## WRITTEN TASK
Return a copy of each line that holds the string "value".
— BEGIN —
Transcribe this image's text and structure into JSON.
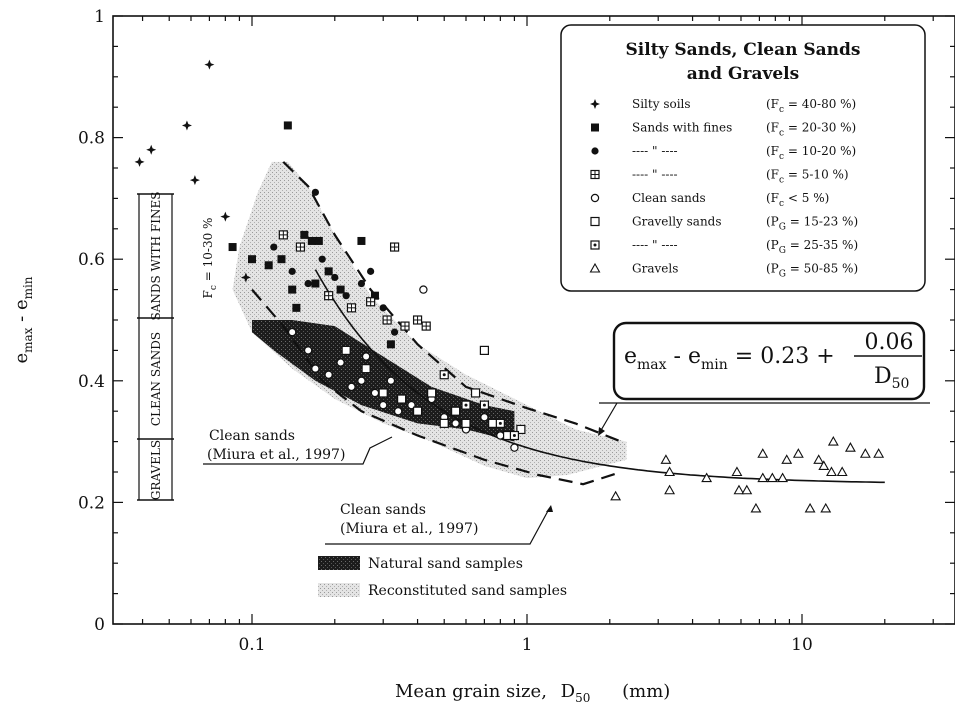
{
  "chart_data": {
    "type": "scatter",
    "x_scale": "log",
    "xlim": [
      0.035,
      60
    ],
    "ylim": [
      0,
      1
    ],
    "xlabel": "Mean grain size,",
    "xlabel_symbol": "D",
    "xlabel_sub": "50",
    "xlabel_unit": "(mm)",
    "ylabel": "e",
    "ylabel_sub1": "max",
    "ylabel_mid": " - e",
    "ylabel_sub2": "min",
    "x_ticks": [
      {
        "value": 0.1,
        "label": "0.1"
      },
      {
        "value": 1,
        "label": "1"
      },
      {
        "value": 10,
        "label": "10"
      }
    ],
    "y_ticks": [
      {
        "value": 0,
        "label": "0"
      },
      {
        "value": 0.2,
        "label": "0.2"
      },
      {
        "value": 0.4,
        "label": "0.4"
      },
      {
        "value": 0.6,
        "label": "0.6"
      },
      {
        "value": 0.8,
        "label": "0.8"
      },
      {
        "value": 1,
        "label": "1"
      }
    ],
    "legend": {
      "title_line1": "Silty Sands, Clean Sands",
      "title_line2": "and Gravels",
      "entries": [
        {
          "marker": "star",
          "label": "Silty soils",
          "range": "(F",
          "sub": "c",
          "rest": " = 40-80 %)"
        },
        {
          "marker": "square-filled",
          "label": "Sands with fines",
          "range": "(F",
          "sub": "c",
          "rest": " = 20-30 %)"
        },
        {
          "marker": "circle-filled",
          "label": "---- \" ----",
          "range": "(F",
          "sub": "c",
          "rest": " = 10-20 %)"
        },
        {
          "marker": "square-cross",
          "label": "---- \" ----",
          "range": "(F",
          "sub": "c",
          "rest": " = 5-10 %)"
        },
        {
          "marker": "circle-open",
          "label": "Clean sands",
          "range": "(F",
          "sub": "c",
          "rest": " < 5 %)"
        },
        {
          "marker": "square-open",
          "label": "Gravelly sands",
          "range": "(P",
          "sub": "G",
          "rest": " = 15-23 %)"
        },
        {
          "marker": "square-dot",
          "label": "---- \" ----",
          "range": "(P",
          "sub": "G",
          "rest": " = 25-35 %)"
        },
        {
          "marker": "triangle-open",
          "label": "Gravels",
          "range": "(P",
          "sub": "G",
          "rest": " = 50-85 %)"
        }
      ]
    },
    "equation": {
      "lhs1": "e",
      "lhs1_sub": "max",
      "lhs_mid": " - e",
      "lhs2_sub": "min",
      "rhs": " = 0.23 + ",
      "numerator": "0.06",
      "denominator": "D",
      "denominator_sub": "50",
      "curve": {
        "a": 0.23,
        "b": 0.06,
        "x_range": [
          0.17,
          20
        ]
      }
    },
    "annotations": [
      {
        "line1": "Clean sands",
        "line2": "(Miura et al., 1997)"
      },
      {
        "line1": "Clean sands",
        "line2": "(Miura et al., 1997)"
      }
    ],
    "range_labels": [
      {
        "label": "SANDS WITH FINES",
        "y_range": [
          0.5,
          0.7
        ]
      },
      {
        "label": "CLEAN SANDS",
        "y_range": [
          0.3,
          0.5
        ]
      },
      {
        "label": "GRAVELS",
        "y_range": [
          0.2,
          0.3
        ]
      }
    ],
    "range_note": {
      "text": "F",
      "sub": "c",
      "rest": " = 10-30 %"
    },
    "band_legend": [
      {
        "label": "Natural sand samples",
        "fill": "#1a1a1a"
      },
      {
        "label": "Reconstituted sand samples",
        "fill": "#cfcfcf"
      }
    ],
    "series": [
      {
        "marker": "star",
        "points": [
          [
            0.039,
            0.76
          ],
          [
            0.043,
            0.78
          ],
          [
            0.058,
            0.82
          ],
          [
            0.062,
            0.73
          ],
          [
            0.07,
            0.92
          ],
          [
            0.08,
            0.67
          ],
          [
            0.095,
            0.57
          ]
        ]
      },
      {
        "marker": "square-filled",
        "points": [
          [
            0.085,
            0.62
          ],
          [
            0.1,
            0.6
          ],
          [
            0.115,
            0.59
          ],
          [
            0.128,
            0.6
          ],
          [
            0.135,
            0.82
          ],
          [
            0.145,
            0.52
          ],
          [
            0.155,
            0.64
          ],
          [
            0.165,
            0.63
          ],
          [
            0.175,
            0.63
          ],
          [
            0.19,
            0.58
          ],
          [
            0.21,
            0.55
          ],
          [
            0.25,
            0.63
          ],
          [
            0.28,
            0.54
          ],
          [
            0.32,
            0.46
          ],
          [
            0.14,
            0.55
          ],
          [
            0.17,
            0.56
          ]
        ]
      },
      {
        "marker": "circle-filled",
        "points": [
          [
            0.12,
            0.62
          ],
          [
            0.14,
            0.58
          ],
          [
            0.16,
            0.56
          ],
          [
            0.17,
            0.71
          ],
          [
            0.18,
            0.6
          ],
          [
            0.2,
            0.57
          ],
          [
            0.22,
            0.54
          ],
          [
            0.25,
            0.56
          ],
          [
            0.27,
            0.58
          ],
          [
            0.3,
            0.52
          ],
          [
            0.33,
            0.48
          ]
        ]
      },
      {
        "marker": "square-cross",
        "points": [
          [
            0.13,
            0.64
          ],
          [
            0.15,
            0.62
          ],
          [
            0.19,
            0.54
          ],
          [
            0.23,
            0.52
          ],
          [
            0.27,
            0.53
          ],
          [
            0.33,
            0.62
          ],
          [
            0.31,
            0.5
          ],
          [
            0.36,
            0.49
          ],
          [
            0.4,
            0.5
          ],
          [
            0.43,
            0.49
          ]
        ]
      },
      {
        "marker": "circle-open",
        "points": [
          [
            0.14,
            0.48
          ],
          [
            0.16,
            0.45
          ],
          [
            0.17,
            0.42
          ],
          [
            0.19,
            0.41
          ],
          [
            0.21,
            0.43
          ],
          [
            0.23,
            0.39
          ],
          [
            0.25,
            0.4
          ],
          [
            0.28,
            0.38
          ],
          [
            0.3,
            0.36
          ],
          [
            0.34,
            0.35
          ],
          [
            0.38,
            0.36
          ],
          [
            0.42,
            0.55
          ],
          [
            0.45,
            0.37
          ],
          [
            0.5,
            0.34
          ],
          [
            0.55,
            0.33
          ],
          [
            0.6,
            0.32
          ],
          [
            0.7,
            0.34
          ],
          [
            0.8,
            0.31
          ],
          [
            0.9,
            0.29
          ],
          [
            0.26,
            0.44
          ],
          [
            0.32,
            0.4
          ]
        ]
      },
      {
        "marker": "square-open",
        "points": [
          [
            0.22,
            0.45
          ],
          [
            0.26,
            0.42
          ],
          [
            0.3,
            0.38
          ],
          [
            0.35,
            0.37
          ],
          [
            0.4,
            0.35
          ],
          [
            0.45,
            0.38
          ],
          [
            0.5,
            0.33
          ],
          [
            0.55,
            0.35
          ],
          [
            0.6,
            0.33
          ],
          [
            0.65,
            0.38
          ],
          [
            0.7,
            0.45
          ],
          [
            0.75,
            0.33
          ],
          [
            0.85,
            0.31
          ],
          [
            0.95,
            0.32
          ]
        ]
      },
      {
        "marker": "square-dot",
        "points": [
          [
            0.5,
            0.41
          ],
          [
            0.6,
            0.36
          ],
          [
            0.7,
            0.36
          ],
          [
            0.8,
            0.33
          ],
          [
            0.9,
            0.31
          ]
        ]
      },
      {
        "marker": "triangle-open",
        "points": [
          [
            2.1,
            0.21
          ],
          [
            3.2,
            0.27
          ],
          [
            3.3,
            0.25
          ],
          [
            3.3,
            0.22
          ],
          [
            4.5,
            0.24
          ],
          [
            5.8,
            0.25
          ],
          [
            5.9,
            0.22
          ],
          [
            6.3,
            0.22
          ],
          [
            6.8,
            0.19
          ],
          [
            7.2,
            0.24
          ],
          [
            7.2,
            0.28
          ],
          [
            7.8,
            0.24
          ],
          [
            8.5,
            0.24
          ],
          [
            8.8,
            0.27
          ],
          [
            9.7,
            0.28
          ],
          [
            10.7,
            0.19
          ],
          [
            11.5,
            0.27
          ],
          [
            12,
            0.26
          ],
          [
            12.2,
            0.19
          ],
          [
            12.8,
            0.25
          ],
          [
            13,
            0.3
          ],
          [
            14,
            0.25
          ],
          [
            15,
            0.29
          ],
          [
            17,
            0.28
          ],
          [
            19,
            0.28
          ]
        ]
      }
    ]
  }
}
— END —
## WRITTEN SOLUTION
        "value": 0.1,
        "value": 1,
        "value": 10,
        "value": 0,
        "value": 0.2,
        "value": 0.4,
        "value": 0.6,
        "value": 0.8,
        "value": 1,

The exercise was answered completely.